YOUR OBJECTIVE: Output the line containing "Type out the text in this image." and all subsequent lines of the listing below, copied exactly, with no other lines.

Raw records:
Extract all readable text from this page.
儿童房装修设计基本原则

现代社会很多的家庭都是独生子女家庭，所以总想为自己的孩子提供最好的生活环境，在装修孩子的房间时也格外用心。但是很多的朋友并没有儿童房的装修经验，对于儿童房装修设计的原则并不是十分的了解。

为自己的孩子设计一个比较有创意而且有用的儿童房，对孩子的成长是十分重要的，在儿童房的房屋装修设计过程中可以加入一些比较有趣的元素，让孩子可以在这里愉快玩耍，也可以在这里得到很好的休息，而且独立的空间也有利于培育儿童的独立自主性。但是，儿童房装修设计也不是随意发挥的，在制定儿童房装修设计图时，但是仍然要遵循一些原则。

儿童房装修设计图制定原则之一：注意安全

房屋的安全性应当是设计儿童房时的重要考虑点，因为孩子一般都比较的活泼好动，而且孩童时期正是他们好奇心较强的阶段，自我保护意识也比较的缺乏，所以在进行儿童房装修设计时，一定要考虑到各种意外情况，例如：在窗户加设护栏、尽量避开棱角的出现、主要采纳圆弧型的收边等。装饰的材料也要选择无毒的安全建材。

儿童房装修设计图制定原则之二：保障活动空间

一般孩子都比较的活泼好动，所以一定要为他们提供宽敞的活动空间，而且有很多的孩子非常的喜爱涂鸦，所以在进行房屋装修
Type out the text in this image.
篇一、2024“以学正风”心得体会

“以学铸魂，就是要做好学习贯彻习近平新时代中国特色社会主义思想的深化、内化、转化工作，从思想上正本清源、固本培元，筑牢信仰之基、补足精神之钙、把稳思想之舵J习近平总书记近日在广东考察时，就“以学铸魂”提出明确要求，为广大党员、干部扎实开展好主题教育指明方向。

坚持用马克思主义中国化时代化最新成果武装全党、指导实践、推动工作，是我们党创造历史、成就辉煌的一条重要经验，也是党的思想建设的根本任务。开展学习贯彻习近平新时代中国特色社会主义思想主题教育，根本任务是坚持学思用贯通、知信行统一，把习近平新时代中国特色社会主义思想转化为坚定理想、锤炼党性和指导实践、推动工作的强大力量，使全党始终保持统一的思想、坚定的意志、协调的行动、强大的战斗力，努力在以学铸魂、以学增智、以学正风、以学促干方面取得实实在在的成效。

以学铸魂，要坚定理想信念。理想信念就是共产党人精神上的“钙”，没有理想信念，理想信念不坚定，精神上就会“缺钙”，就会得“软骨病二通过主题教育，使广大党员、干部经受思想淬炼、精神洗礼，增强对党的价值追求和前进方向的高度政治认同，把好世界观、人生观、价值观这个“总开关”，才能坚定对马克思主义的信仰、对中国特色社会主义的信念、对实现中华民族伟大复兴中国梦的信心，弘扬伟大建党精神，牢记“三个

ANSWER IN FULL:
Type out the text in this image.
篇一、2024“以学正风”心得体会

“以学铸魂，就是要做好学习贯彻习近平新时代中国特色社会主义思想的深化、内化、转化工作，从思想上正本清源、固本培元，筑牢信仰之基、补足精神之钙、把稳思想之舵J习近平总书记近日在广东考察时，就“以学铸魂”提出明确要求，为广大党员、干部扎实开展好主题教育指明方向。

坚持用马克思主义中国化时代化最新成果武装全党、指导实践、推动工作，是我们党创造历史、成就辉煌的一条重要经验，也是党的思想建设的根本任务。开展学习贯彻习近平新时代中国特色社会主义思想主题教育，根本任务是坚持学思用贯通、知信行统一，把习近平新时代中国特色社会主义思想转化为坚定理想、锤炼党性和指导实践、推动工作的强大力量，使全党始终保持统一的思想、坚定的意志、协调的行动、强大的战斗力，努力在以学铸魂、以学增智、以学正风、以学促干方面取得实实在在的成效。

以学铸魂，要坚定理想信念。理想信念就是共产党人精神上的“钙”，没有理想信念，理想信念不坚定，精神上就会“缺钙”，就会得“软骨病二通过主题教育，使广大党员、干部经受思想淬炼、精神洗礼，增强对党的价值追求和前进方向的高度政治认同，把好世界观、人生观、价值观这个“总开关”，才能坚定对马克思主义的信仰、对中国特色社会主义的信念、对实现中华民族伟大复兴中国梦的信心，弘扬伟大建党精神，牢记“三个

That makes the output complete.